** EXERCISE AIM **
From the records below, pull each line that has "Year".

[Some records]
■ ■ ■

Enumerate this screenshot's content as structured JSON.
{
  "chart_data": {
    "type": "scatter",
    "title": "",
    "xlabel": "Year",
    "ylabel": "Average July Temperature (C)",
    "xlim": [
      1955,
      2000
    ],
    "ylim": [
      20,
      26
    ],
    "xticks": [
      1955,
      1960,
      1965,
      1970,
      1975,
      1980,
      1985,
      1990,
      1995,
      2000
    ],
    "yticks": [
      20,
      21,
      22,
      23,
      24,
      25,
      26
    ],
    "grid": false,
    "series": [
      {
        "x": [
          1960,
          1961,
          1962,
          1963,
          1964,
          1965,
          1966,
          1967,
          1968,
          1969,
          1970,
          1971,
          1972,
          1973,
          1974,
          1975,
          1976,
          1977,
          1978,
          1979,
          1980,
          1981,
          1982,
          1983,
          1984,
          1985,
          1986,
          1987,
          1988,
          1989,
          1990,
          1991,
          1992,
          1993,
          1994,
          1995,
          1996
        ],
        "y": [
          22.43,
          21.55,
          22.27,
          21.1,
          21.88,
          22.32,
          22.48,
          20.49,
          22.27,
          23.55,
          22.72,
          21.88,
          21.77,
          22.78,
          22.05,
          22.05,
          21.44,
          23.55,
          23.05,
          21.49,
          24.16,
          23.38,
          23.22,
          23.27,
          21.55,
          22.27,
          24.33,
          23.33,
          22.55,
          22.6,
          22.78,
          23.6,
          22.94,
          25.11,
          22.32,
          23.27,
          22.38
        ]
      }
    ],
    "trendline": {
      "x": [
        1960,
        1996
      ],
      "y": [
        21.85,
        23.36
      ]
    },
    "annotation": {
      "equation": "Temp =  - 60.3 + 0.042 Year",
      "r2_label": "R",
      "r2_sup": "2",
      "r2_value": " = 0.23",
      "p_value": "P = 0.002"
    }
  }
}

■ ■ ■

** EXPECTED OUTPUT **
    "xlabel": "Year",
      "equation": "Temp =  - 60.3 + 0.042 Year",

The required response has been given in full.